***** Working data *****
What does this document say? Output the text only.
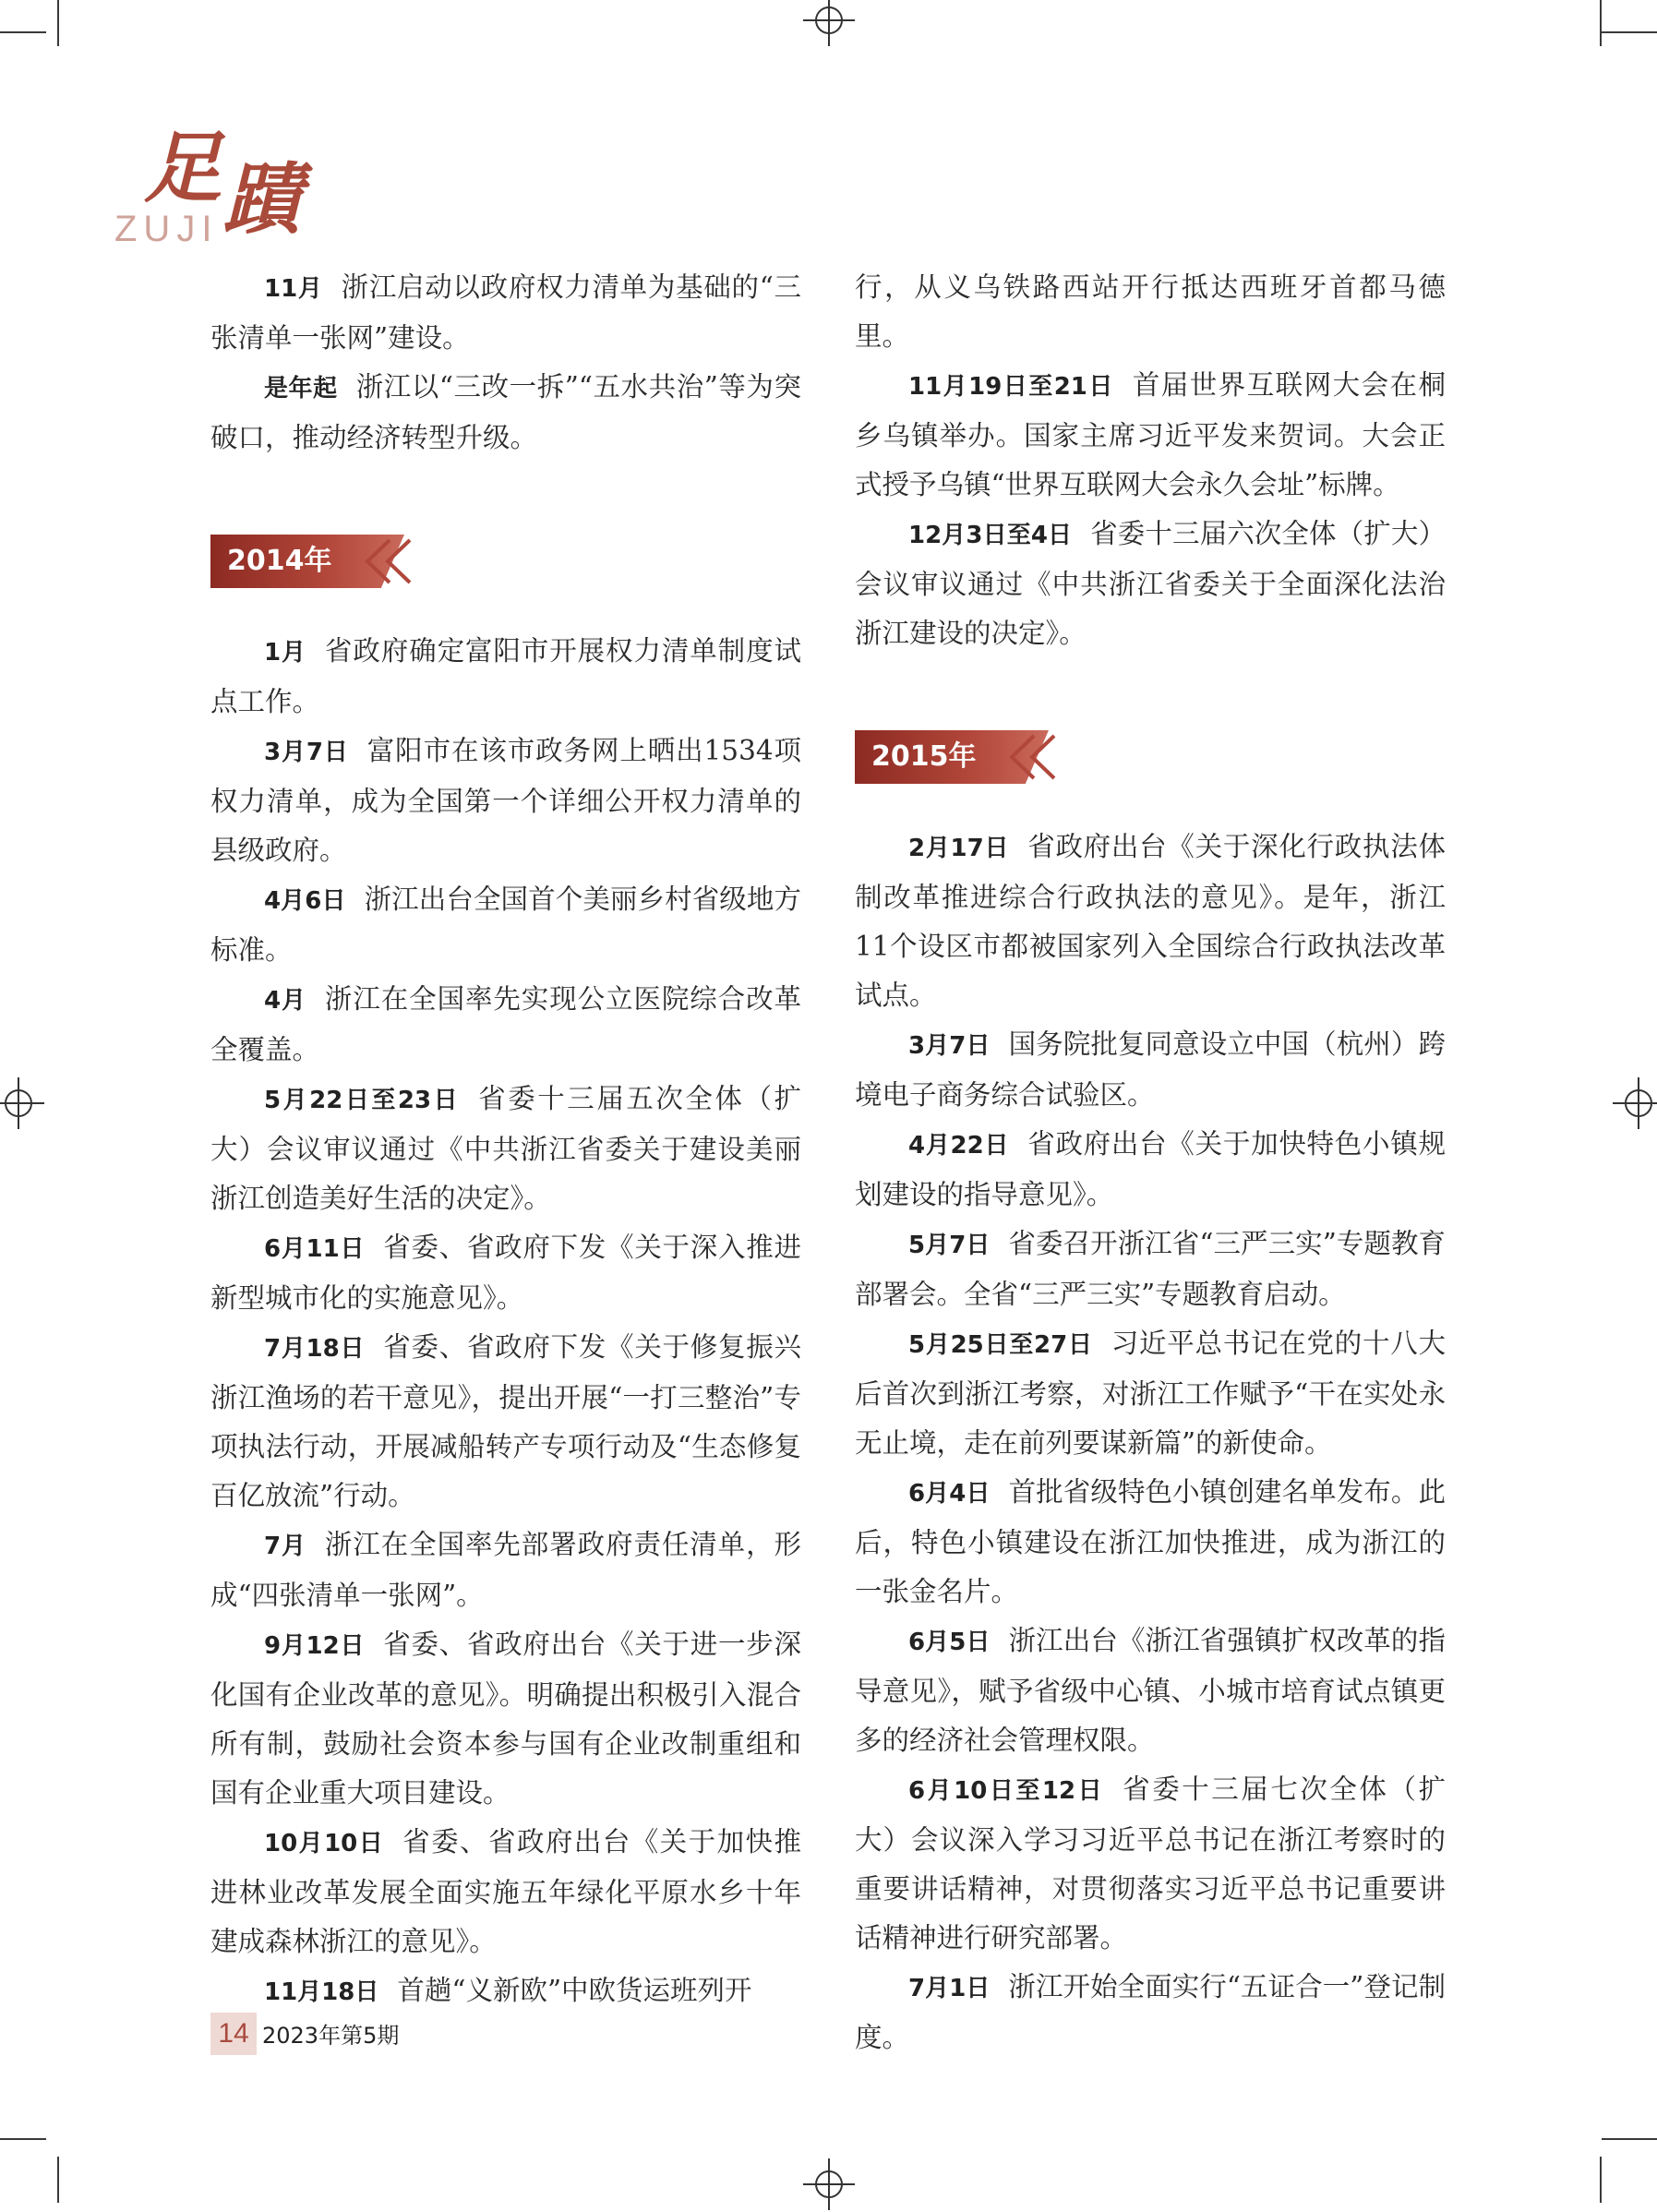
足蹟
ZUJI

11月 浙江启动以政府权力清单为基础的“三张清单一张网”建设。

是年起 浙江以“三改一拆”“五水共治”等为突破口，推动经济转型升级。

2014年

1月 省政府确定富阳市开展权力清单制度试点工作。

3月7日 富阳市在该市政务网上晒出1534项权力清单，成为全国第一个详细公开权力清单的县级政府。

4月6日 浙江出台全国首个美丽乡村省级地方标准。

4月 浙江在全国率先实现公立医院综合改革全覆盖。

5月22日至23日 省委十三届五次全体（扩大）会议审议通过《中共浙江省委关于建设美丽浙江创造美好生活的决定》。

6月11日 省委、省政府下发《关于深入推进新型城市化的实施意见》。

7月18日 省委、省政府下发《关于修复振兴浙江渔场的若干意见》，提出开展“一打三整治”专项执法行动，开展减船转产专项行动及“生态修复百亿放流”行动。

7月 浙江在全国率先部署政府责任清单，形成“四张清单一张网”。

9月12日 省委、省政府出台《关于进一步深化国有企业改革的意见》。明确提出积极引入混合所有制，鼓励社会资本参与国有企业改制重组和国有企业重大项目建设。

10月10日 省委、省政府出台《关于加快推进林业改革发展全面实施五年绿化平原水乡十年建成森林浙江的意见》。

11月18日 首趟“义新欧”中欧货运班列开

行，从义乌铁路西站开行抵达西班牙首都马德里。

11月19日至21日 首届世界互联网大会在桐乡乌镇举办。国家主席习近平发来贺词。大会正式授予乌镇“世界互联网大会永久会址”标牌。

12月3日至4日 省委十三届六次全体（扩大）会议审议通过《中共浙江省委关于全面深化法治浙江建设的决定》。

2015年

2月17日 省政府出台《关于深化行政执法体制改革推进综合行政执法的意见》。是年，浙江11个设区市都被国家列入全国综合行政执法改革试点。

3月7日 国务院批复同意设立中国（杭州）跨境电子商务综合试验区。

4月22日 省政府出台《关于加快特色小镇规划建设的指导意见》。

5月7日 省委召开浙江省“三严三实”专题教育部署会。全省“三严三实”专题教育启动。

5月25日至27日 习近平总书记在党的十八大后首次到浙江考察，对浙江工作赋予“干在实处永无止境，走在前列要谋新篇”的新使命。

6月4日 首批省级特色小镇创建名单发布。此后，特色小镇建设在浙江加快推进，成为浙江的一张金名片。

6月5日 浙江出台《浙江省强镇扩权改革的指导意见》，赋予省级中心镇、小城市培育试点镇更多的经济社会管理权限。

6月10日至12日 省委十三届七次全体（扩大）会议深入学习习近平总书记在浙江考察时的重要讲话精神，对贯彻落实习近平总书记重要讲话精神进行研究部署。

7月1日 浙江开始全面实行“五证合一”登记制度。

14 2023年第5期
*****
Aim | All entries must be written out again exactly as given, with no pictures in the copy.

Correct answer |
What does this document say? Output the text only.
足蹟
ZUJI

11月 浙江启动以政府权力清单为基础的“三张清单一张网”建设。

是年起 浙江以“三改一拆”“五水共治”等为突破口，推动经济转型升级。

2014年

1月 省政府确定富阳市开展权力清单制度试点工作。

3月7日 富阳市在该市政务网上晒出1534项权力清单，成为全国第一个详细公开权力清单的县级政府。

4月6日 浙江出台全国首个美丽乡村省级地方标准。

4月 浙江在全国率先实现公立医院综合改革全覆盖。

5月22日至23日 省委十三届五次全体（扩大）会议审议通过《中共浙江省委关于建设美丽浙江创造美好生活的决定》。

6月11日 省委、省政府下发《关于深入推进新型城市化的实施意见》。

7月18日 省委、省政府下发《关于修复振兴浙江渔场的若干意见》，提出开展“一打三整治”专项执法行动，开展减船转产专项行动及“生态修复百亿放流”行动。

7月 浙江在全国率先部署政府责任清单，形成“四张清单一张网”。

9月12日 省委、省政府出台《关于进一步深化国有企业改革的意见》。明确提出积极引入混合所有制，鼓励社会资本参与国有企业改制重组和国有企业重大项目建设。

10月10日 省委、省政府出台《关于加快推进林业改革发展全面实施五年绿化平原水乡十年建成森林浙江的意见》。

11月18日 首趟“义新欧”中欧货运班列开

行，从义乌铁路西站开行抵达西班牙首都马德里。

11月19日至21日 首届世界互联网大会在桐乡乌镇举办。国家主席习近平发来贺词。大会正式授予乌镇“世界互联网大会永久会址”标牌。

12月3日至4日 省委十三届六次全体（扩大）会议审议通过《中共浙江省委关于全面深化法治浙江建设的决定》。

2015年

2月17日 省政府出台《关于深化行政执法体制改革推进综合行政执法的意见》。是年，浙江11个设区市都被国家列入全国综合行政执法改革试点。

3月7日 国务院批复同意设立中国（杭州）跨境电子商务综合试验区。

4月22日 省政府出台《关于加快特色小镇规划建设的指导意见》。

5月7日 省委召开浙江省“三严三实”专题教育部署会。全省“三严三实”专题教育启动。

5月25日至27日 习近平总书记在党的十八大后首次到浙江考察，对浙江工作赋予“干在实处永无止境，走在前列要谋新篇”的新使命。

6月4日 首批省级特色小镇创建名单发布。此后，特色小镇建设在浙江加快推进，成为浙江的一张金名片。

6月5日 浙江出台《浙江省强镇扩权改革的指导意见》，赋予省级中心镇、小城市培育试点镇更多的经济社会管理权限。

6月10日至12日 省委十三届七次全体（扩大）会议深入学习习近平总书记在浙江考察时的重要讲话精神，对贯彻落实习近平总书记重要讲话精神进行研究部署。

7月1日 浙江开始全面实行“五证合一”登记制度。

14 2023年第5期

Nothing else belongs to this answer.